Below are the records. Gather each line that holds "medium".
[BEGIN Data supplied]
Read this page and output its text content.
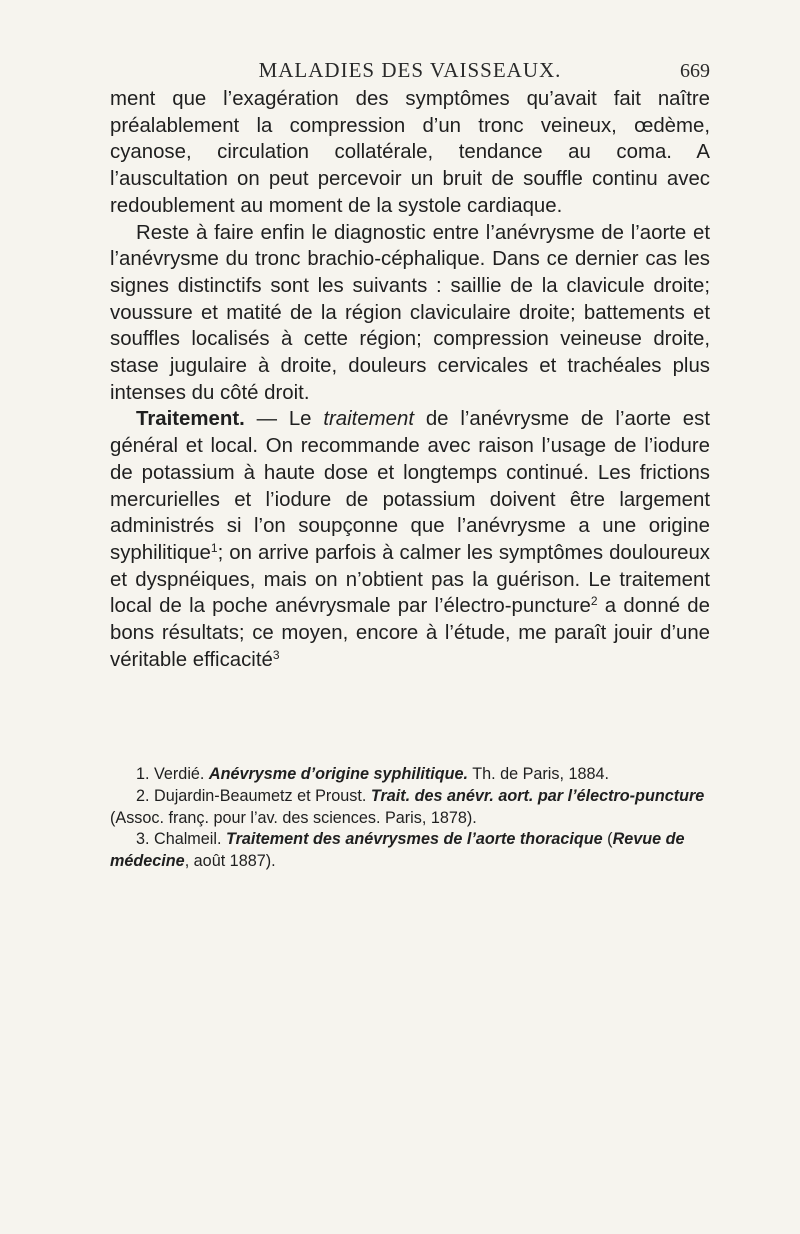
MALADIES DES VAISSEAUX.	669

ment que l’exagération des symptômes qu’avait fait naître préalablement la compression d’un tronc veineux, œdème, cyanose, circulation collatérale, tendance au coma. A l’auscultation on peut percevoir un bruit de souffle continu avec redoublement au moment de la systole cardiaque.

Reste à faire enfin le diagnostic entre l’anévrysme de l’aorte et l’anévrysme du tronc brachio-céphalique. Dans ce dernier cas les signes distinctifs sont les suivants : saillie de la clavicule droite; voussure et matité de la région claviculaire droite; battements et souffles localisés à cette région; compression veineuse droite, stase jugulaire à droite, douleurs cervicales et trachéales plus intenses du côté droit.

Traitement. — Le traitement de l’anévrysme de l’aorte est général et local. On recommande avec raison l’usage de l’iodure de potassium à haute dose et longtemps continué. Les frictions mercurielles et l’iodure de potassium doivent être largement administrés si l’on soupçonne que l’anévrysme a une origine syphilitique$^1$; on arrive parfois à calmer les symptômes douloureux et dyspnéiques, mais on n’obtient pas la guérison. Le traitement local de la poche anévrysmale par l’électro-puncture$^2$ a donné de bons résultats; ce moyen, encore à l’étude, me paraît jouir d’une véritable efficacité$^3$

1. Verdié. Anévrysme d’origine syphilitique. Th. de Paris, 1884.

2. Dujardin-Beaumetz et Proust. Trait. des anévr. aort. par l’électro-puncture (Assoc. franç. pour l’av. des sciences. Paris, 1878).

3. Chalmeil. Traitement des anévrysmes de l’aorte thoracique (Revue de médecine, août 1887).
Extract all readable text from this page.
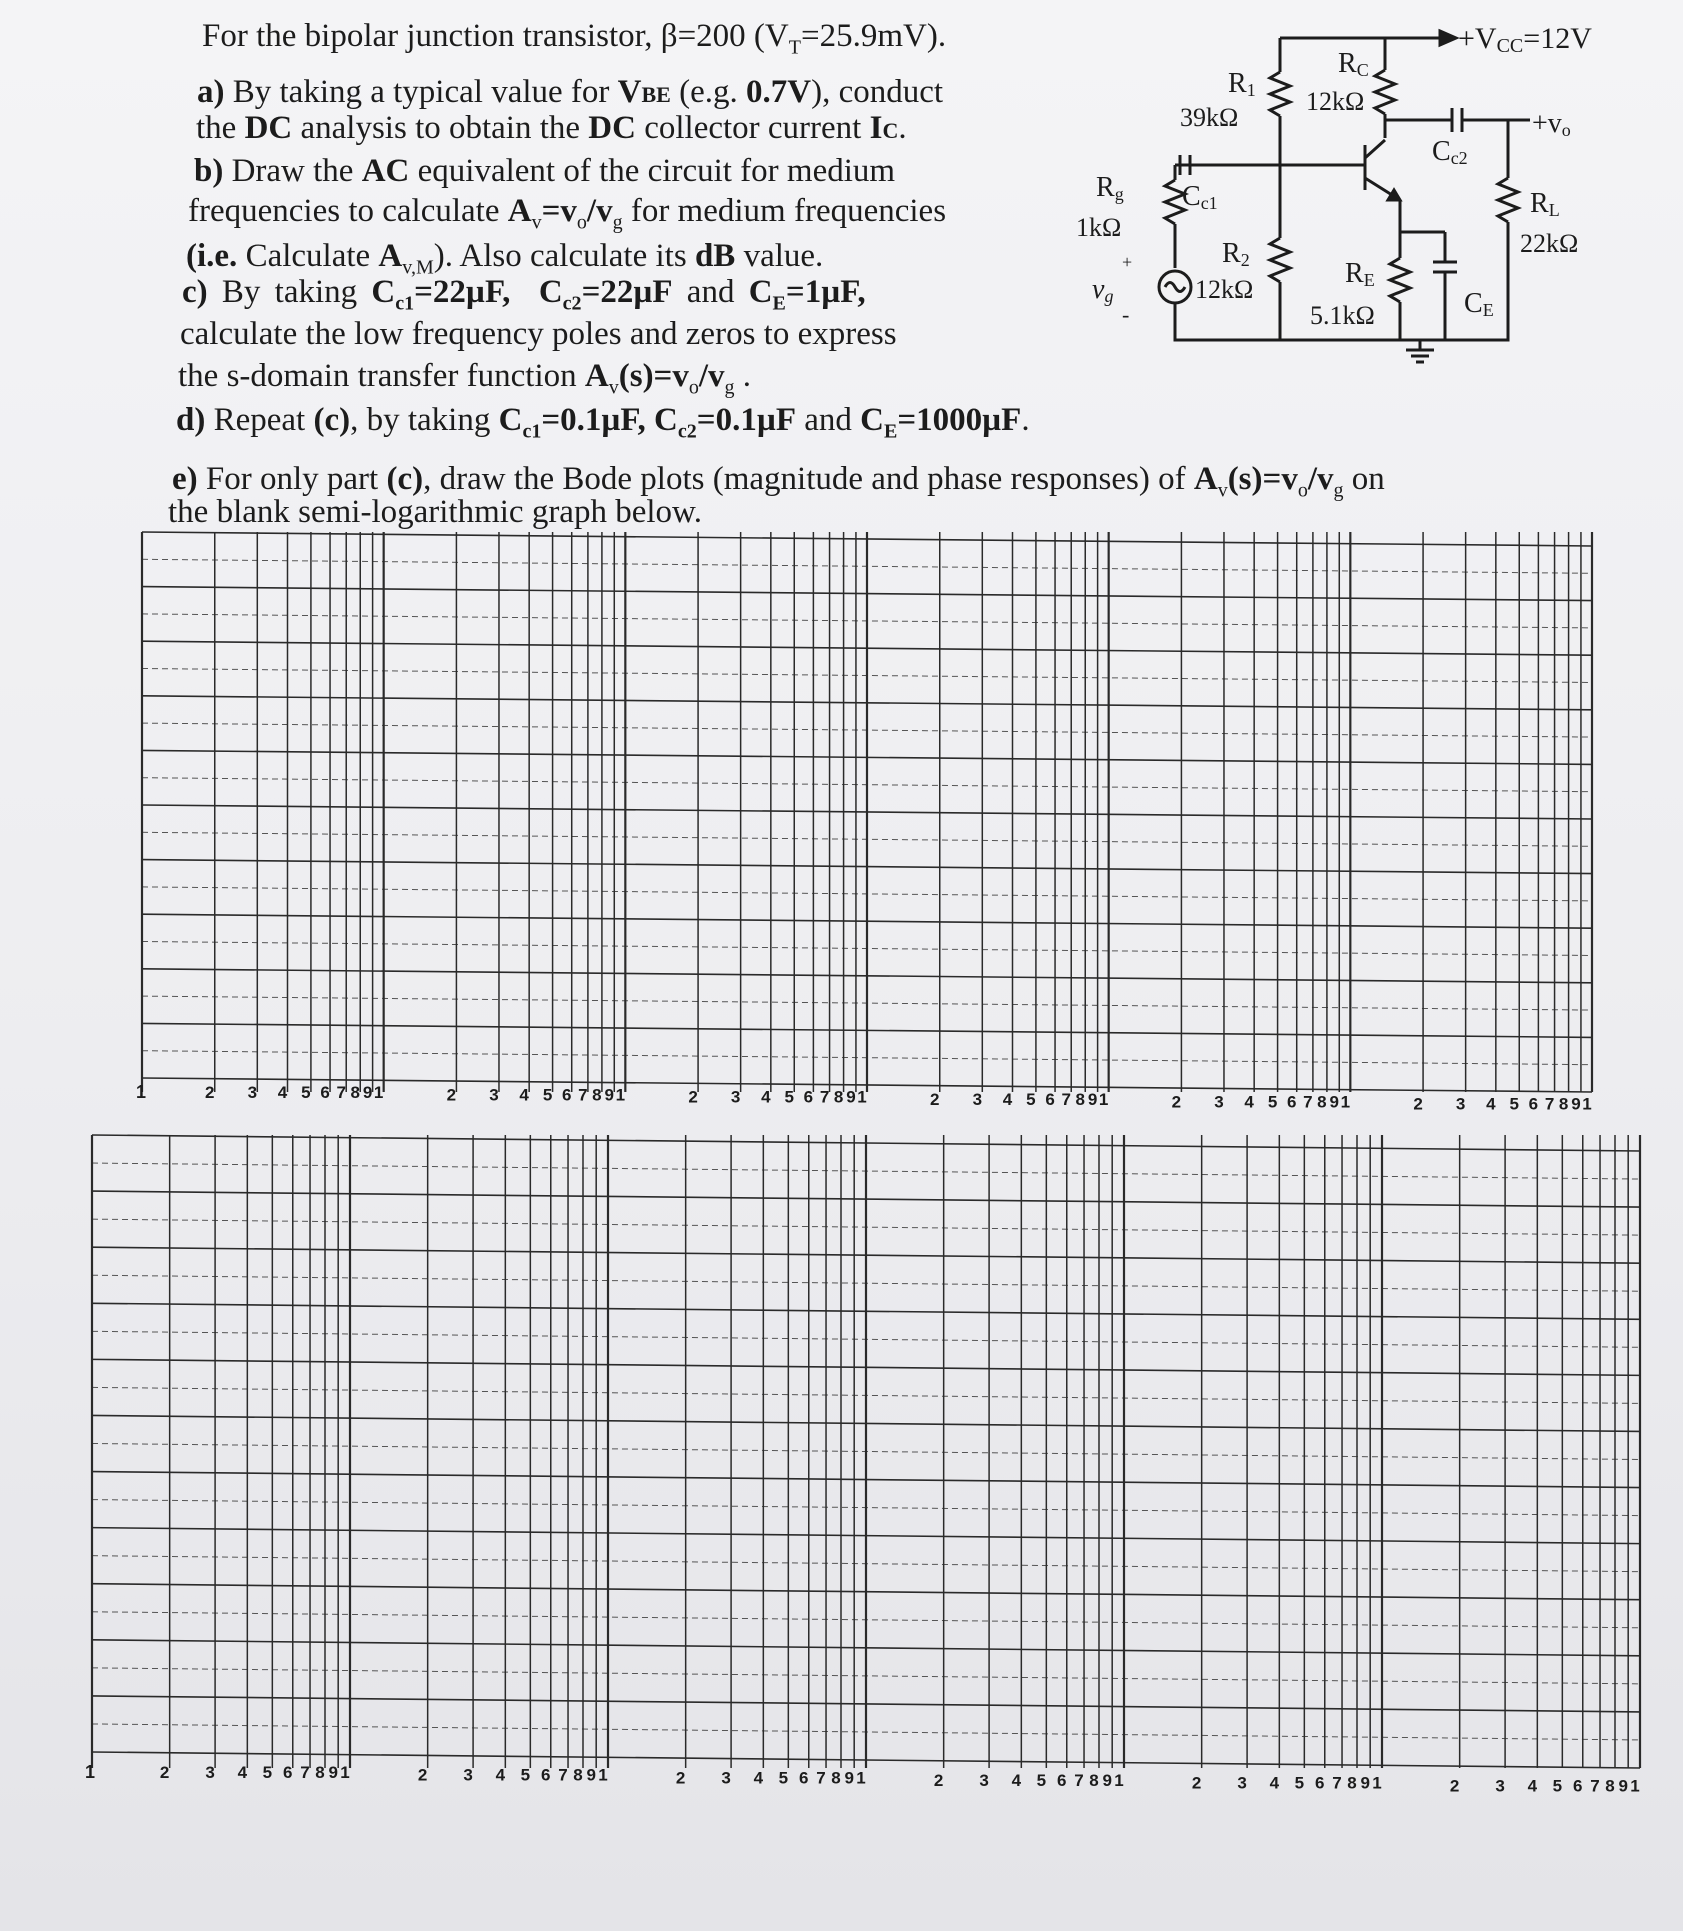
For the bipolar junction transistor, β=200 $(V_T=25.9mV)$.
a) By taking a typical value for VBE (e.g. 0.7V), conduct
the DC analysis to obtain the DC collector current IC.
b) Draw the AC equivalent of the circuit for medium
frequencies to calculate $A_v=v_o/v_g$ for medium frequencies
(i.e. Calculate $A_{v,M}$). Also calculate its dB value.
c) By taking $C_{c1}=22\mu F$, $C_{c2}=22\mu F$ and $C_E=1\mu F$,
calculate the low frequency poles and zeros to express
the s-domain transfer function $A_v(s)=v_o/v_g$ .
d) Repeat (c), by taking $C_{c1}=0.1\mu F$, $C_{c2}=0.1\mu F$ and $C_E=1000\mu F$.
e) For only part (c), draw the Bode plots (magnitude and phase responses) of $A_v(s)=v_o/v_g$ on
the blank semi-logarithmic graph below.
+VCC=12V
R1
39kΩ
RC
12kΩ
Cc2
+vo
RL
22kΩ
Rg
1kΩ
Cc1
R2
12kΩ
RE
5.1kΩ	CE
vg
+
-
1	2 3 4 5 6 7 8 9 1	2 3 4 5 6 7 8 9 1	2 3 4 5 6 7 8 9 1	2 3 4 5 6 7 8 9 1	2 3 4 5 6 7 8 9 1	2 3 4 5 6 7 8 9 1
1	2 3 4 5 6 7 8 9 1	2 3 4 5 6 7 8 9 1	2 3 4 5 6 7 8 9 1	2 3 4 5 6 7 8 9 1	2 3 4 5 6 7 8 9 1	2 3 4 5 6 7 8 9 1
[END Data supplied]
Solution
b) Draw the AC equivalent of the circuit for medium
frequencies to calculate $A_v=v_o/v_g$ for medium frequencies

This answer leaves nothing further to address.